**The task**: Transcribe every line exactly and omit anything that is a picture.

======== Provided data

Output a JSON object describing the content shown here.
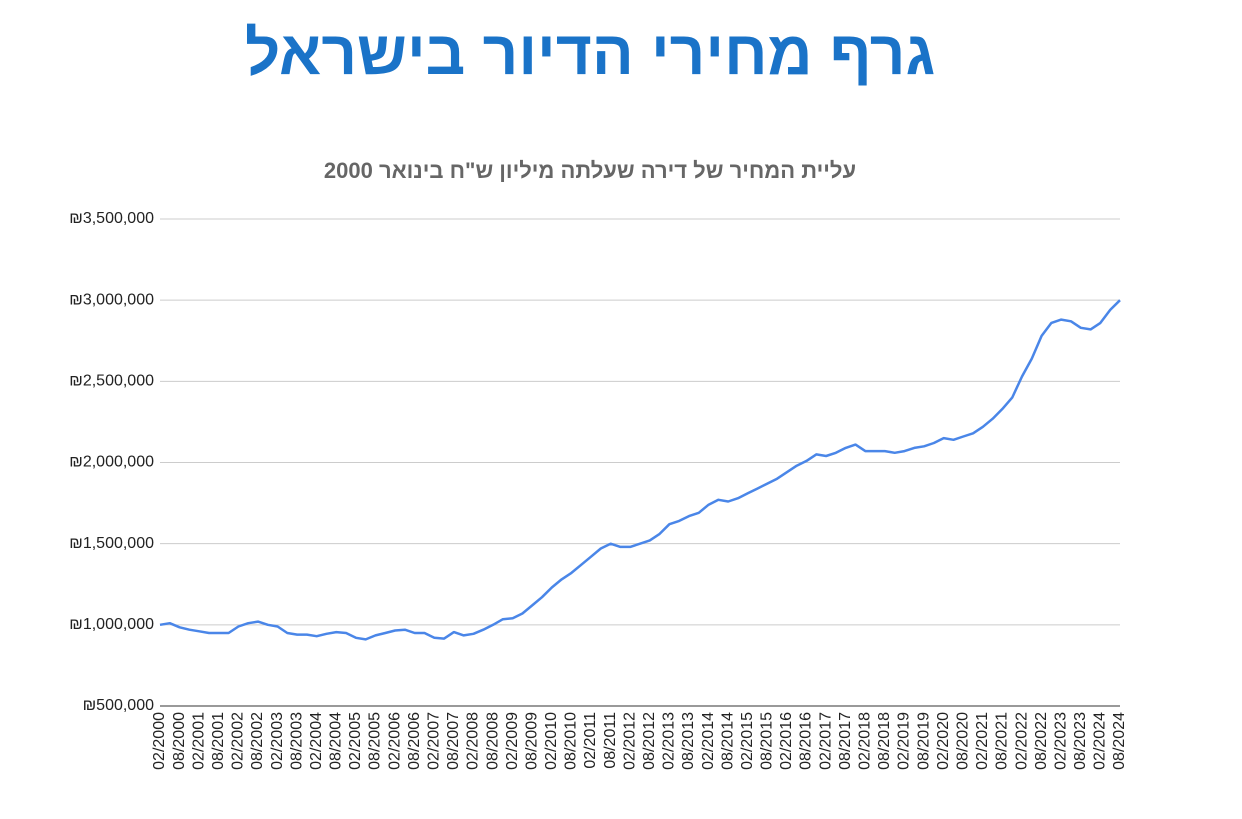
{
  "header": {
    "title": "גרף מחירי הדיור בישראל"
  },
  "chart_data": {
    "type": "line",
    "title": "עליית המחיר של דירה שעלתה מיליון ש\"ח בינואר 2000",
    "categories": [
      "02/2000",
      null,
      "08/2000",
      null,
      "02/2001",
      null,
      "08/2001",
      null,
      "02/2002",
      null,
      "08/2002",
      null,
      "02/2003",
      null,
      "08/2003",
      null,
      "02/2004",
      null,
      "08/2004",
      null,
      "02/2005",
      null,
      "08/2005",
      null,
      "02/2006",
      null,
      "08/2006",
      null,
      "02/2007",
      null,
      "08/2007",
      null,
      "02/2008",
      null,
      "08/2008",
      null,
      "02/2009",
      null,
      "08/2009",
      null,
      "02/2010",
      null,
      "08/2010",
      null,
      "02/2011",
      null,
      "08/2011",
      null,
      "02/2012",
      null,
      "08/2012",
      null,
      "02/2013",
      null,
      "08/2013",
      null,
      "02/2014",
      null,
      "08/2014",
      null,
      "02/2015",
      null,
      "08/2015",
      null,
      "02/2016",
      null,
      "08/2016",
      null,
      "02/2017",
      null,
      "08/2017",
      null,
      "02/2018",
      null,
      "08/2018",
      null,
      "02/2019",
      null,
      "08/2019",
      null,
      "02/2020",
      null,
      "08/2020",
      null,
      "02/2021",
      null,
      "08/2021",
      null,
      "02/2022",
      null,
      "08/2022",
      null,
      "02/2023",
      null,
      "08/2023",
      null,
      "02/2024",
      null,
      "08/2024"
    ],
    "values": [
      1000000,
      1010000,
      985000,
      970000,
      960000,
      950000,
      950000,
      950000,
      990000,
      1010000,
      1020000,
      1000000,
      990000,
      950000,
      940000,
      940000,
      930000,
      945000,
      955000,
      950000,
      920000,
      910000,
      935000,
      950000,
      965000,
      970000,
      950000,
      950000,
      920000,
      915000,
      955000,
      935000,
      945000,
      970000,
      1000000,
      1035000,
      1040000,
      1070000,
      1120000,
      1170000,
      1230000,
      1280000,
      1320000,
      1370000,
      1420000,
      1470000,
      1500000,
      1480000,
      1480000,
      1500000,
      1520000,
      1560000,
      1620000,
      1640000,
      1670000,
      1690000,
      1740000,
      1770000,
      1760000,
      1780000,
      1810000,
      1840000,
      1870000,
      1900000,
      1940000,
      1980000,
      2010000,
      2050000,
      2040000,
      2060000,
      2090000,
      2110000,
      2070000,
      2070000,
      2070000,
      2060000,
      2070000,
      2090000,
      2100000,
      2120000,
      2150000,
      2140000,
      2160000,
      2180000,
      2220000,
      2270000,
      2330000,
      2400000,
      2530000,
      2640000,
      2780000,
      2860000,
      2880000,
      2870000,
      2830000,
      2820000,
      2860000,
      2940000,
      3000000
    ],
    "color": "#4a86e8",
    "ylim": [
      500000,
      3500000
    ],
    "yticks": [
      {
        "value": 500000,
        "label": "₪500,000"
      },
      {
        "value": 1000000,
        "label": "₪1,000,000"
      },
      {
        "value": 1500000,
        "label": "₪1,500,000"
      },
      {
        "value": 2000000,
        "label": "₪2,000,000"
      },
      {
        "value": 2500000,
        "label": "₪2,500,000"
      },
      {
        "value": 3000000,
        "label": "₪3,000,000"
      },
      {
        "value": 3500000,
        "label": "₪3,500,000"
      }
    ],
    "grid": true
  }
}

================

**Task answer**:
Output a JSON object describing the content shown here.
{
  "header": {
    "title": "גרף מחירי הדיור בישראל"
  },
  "chart_data": {
    "type": "line",
    "title": "עליית המחיר של דירה שעלתה מיליון ש\"ח בינואר 2000",
    "categories": [
      "02/2000",
      null,
      "08/2000",
      null,
      "02/2001",
      null,
      "08/2001",
      null,
      "02/2002",
      null,
      "08/2002",
      null,
      "02/2003",
      null,
      "08/2003",
      null,
      "02/2004",
      null,
      "08/2004",
      null,
      "02/2005",
      null,
      "08/2005",
      null,
      "02/2006",
      null,
      "08/2006",
      null,
      "02/2007",
      null,
      "08/2007",
      null,
      "02/2008",
      null,
      "08/2008",
      null,
      "02/2009",
      null,
      "08/2009",
      null,
      "02/2010",
      null,
      "08/2010",
      null,
      "02/2011",
      null,
      "08/2011",
      null,
      "02/2012",
      null,
      "08/2012",
      null,
      "02/2013",
      null,
      "08/2013",
      null,
      "02/2014",
      null,
      "08/2014",
      null,
      "02/2015",
      null,
      "08/2015",
      null,
      "02/2016",
      null,
      "08/2016",
      null,
      "02/2017",
      null,
      "08/2017",
      null,
      "02/2018",
      null,
      "08/2018",
      null,
      "02/2019",
      null,
      "08/2019",
      null,
      "02/2020",
      null,
      "08/2020",
      null,
      "02/2021",
      null,
      "08/2021",
      null,
      "02/2022",
      null,
      "08/2022",
      null,
      "02/2023",
      null,
      "08/2023",
      null,
      "02/2024",
      null,
      "08/2024"
    ],
    "values": [
      1000000,
      1010000,
      985000,
      970000,
      960000,
      950000,
      950000,
      950000,
      990000,
      1010000,
      1020000,
      1000000,
      990000,
      950000,
      940000,
      940000,
      930000,
      945000,
      955000,
      950000,
      920000,
      910000,
      935000,
      950000,
      965000,
      970000,
      950000,
      950000,
      920000,
      915000,
      955000,
      935000,
      945000,
      970000,
      1000000,
      1035000,
      1040000,
      1070000,
      1120000,
      1170000,
      1230000,
      1280000,
      1320000,
      1370000,
      1420000,
      1470000,
      1500000,
      1480000,
      1480000,
      1500000,
      1520000,
      1560000,
      1620000,
      1640000,
      1670000,
      1690000,
      1740000,
      1770000,
      1760000,
      1780000,
      1810000,
      1840000,
      1870000,
      1900000,
      1940000,
      1980000,
      2010000,
      2050000,
      2040000,
      2060000,
      2090000,
      2110000,
      2070000,
      2070000,
      2070000,
      2060000,
      2070000,
      2090000,
      2100000,
      2120000,
      2150000,
      2140000,
      2160000,
      2180000,
      2220000,
      2270000,
      2330000,
      2400000,
      2530000,
      2640000,
      2780000,
      2860000,
      2880000,
      2870000,
      2830000,
      2820000,
      2860000,
      2940000,
      3000000
    ],
    "color": "#4a86e8",
    "ylim": [
      500000,
      3500000
    ],
    "yticks": [
      {
        "value": 500000,
        "label": "₪500,000"
      },
      {
        "value": 1000000,
        "label": "₪1,000,000"
      },
      {
        "value": 1500000,
        "label": "₪1,500,000"
      },
      {
        "value": 2000000,
        "label": "₪2,000,000"
      },
      {
        "value": 2500000,
        "label": "₪2,500,000"
      },
      {
        "value": 3000000,
        "label": "₪3,000,000"
      },
      {
        "value": 3500000,
        "label": "₪3,500,000"
      }
    ],
    "grid": true
  }
}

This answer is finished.